• **What the task requires**:
The records underneath are to be repeated exactly, with the pictures left out.

Extracted records
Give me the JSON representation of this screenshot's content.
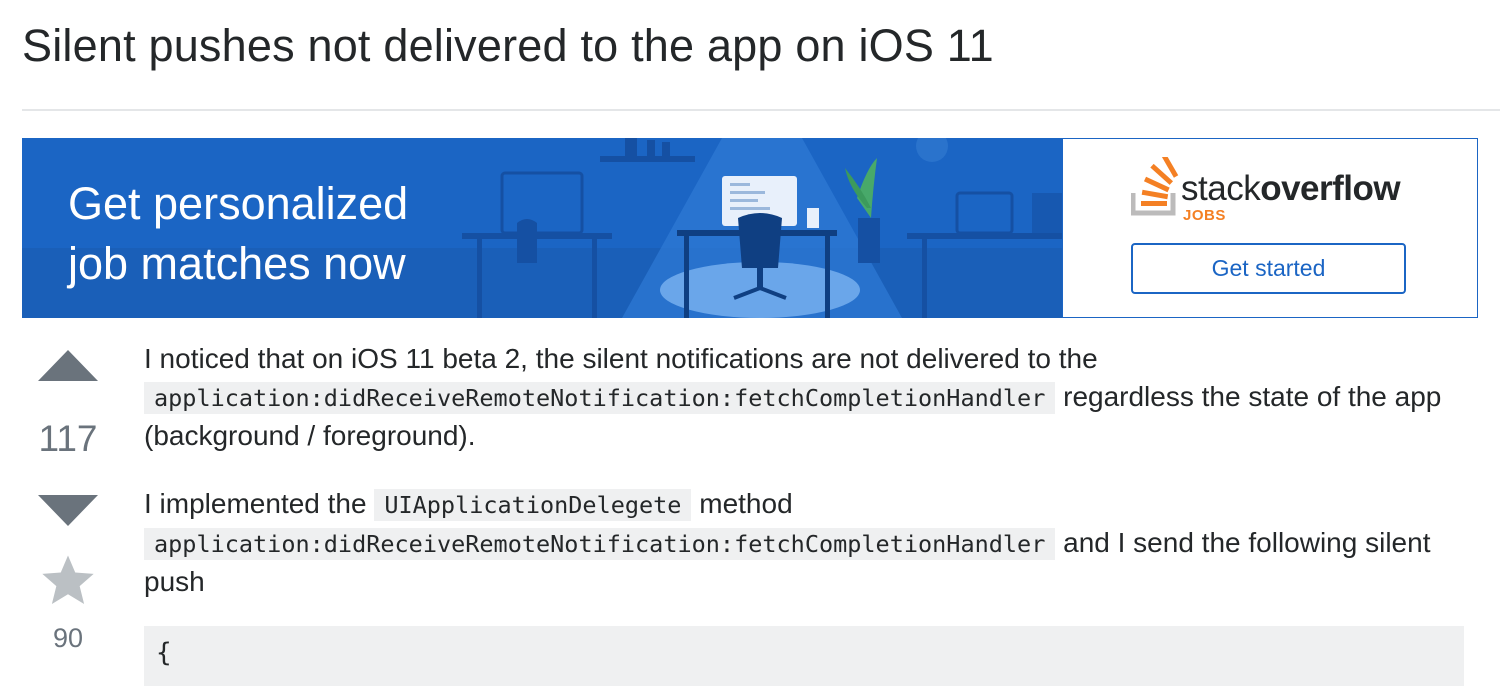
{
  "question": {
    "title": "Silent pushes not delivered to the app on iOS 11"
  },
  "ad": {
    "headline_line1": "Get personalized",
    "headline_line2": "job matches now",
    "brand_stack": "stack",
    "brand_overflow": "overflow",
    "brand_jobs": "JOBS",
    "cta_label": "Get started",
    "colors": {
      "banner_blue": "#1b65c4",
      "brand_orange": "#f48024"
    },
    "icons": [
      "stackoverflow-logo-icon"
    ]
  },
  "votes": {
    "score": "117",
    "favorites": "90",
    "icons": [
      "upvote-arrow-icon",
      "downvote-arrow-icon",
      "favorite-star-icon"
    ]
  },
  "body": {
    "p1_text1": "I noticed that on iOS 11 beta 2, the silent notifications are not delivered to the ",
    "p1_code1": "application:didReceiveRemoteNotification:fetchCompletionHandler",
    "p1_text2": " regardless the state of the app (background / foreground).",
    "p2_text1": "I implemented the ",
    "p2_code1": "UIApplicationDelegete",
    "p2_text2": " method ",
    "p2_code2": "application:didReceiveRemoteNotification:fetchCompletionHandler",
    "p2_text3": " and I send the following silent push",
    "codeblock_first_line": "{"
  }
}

• **The solution**:
Give me the JSON representation of this screenshot's content.
{
  "question": {
    "title": "Silent pushes not delivered to the app on iOS 11"
  },
  "ad": {
    "headline_line1": "Get personalized",
    "headline_line2": "job matches now",
    "brand_stack": "stack",
    "brand_overflow": "overflow",
    "brand_jobs": "JOBS",
    "cta_label": "Get started",
    "colors": {
      "banner_blue": "#1b65c4",
      "brand_orange": "#f48024"
    },
    "icons": [
      "stackoverflow-logo-icon"
    ]
  },
  "votes": {
    "score": "117",
    "favorites": "90",
    "icons": [
      "upvote-arrow-icon",
      "downvote-arrow-icon",
      "favorite-star-icon"
    ]
  },
  "body": {
    "p1_text1": "I noticed that on iOS 11 beta 2, the silent notifications are not delivered to the ",
    "p1_code1": "application:didReceiveRemoteNotification:fetchCompletionHandler",
    "p1_text2": " regardless the state of the app (background / foreground).",
    "p2_text1": "I implemented the ",
    "p2_code1": "UIApplicationDelegete",
    "p2_text2": " method ",
    "p2_code2": "application:didReceiveRemoteNotification:fetchCompletionHandler",
    "p2_text3": " and I send the following silent push",
    "codeblock_first_line": "{"
  }
}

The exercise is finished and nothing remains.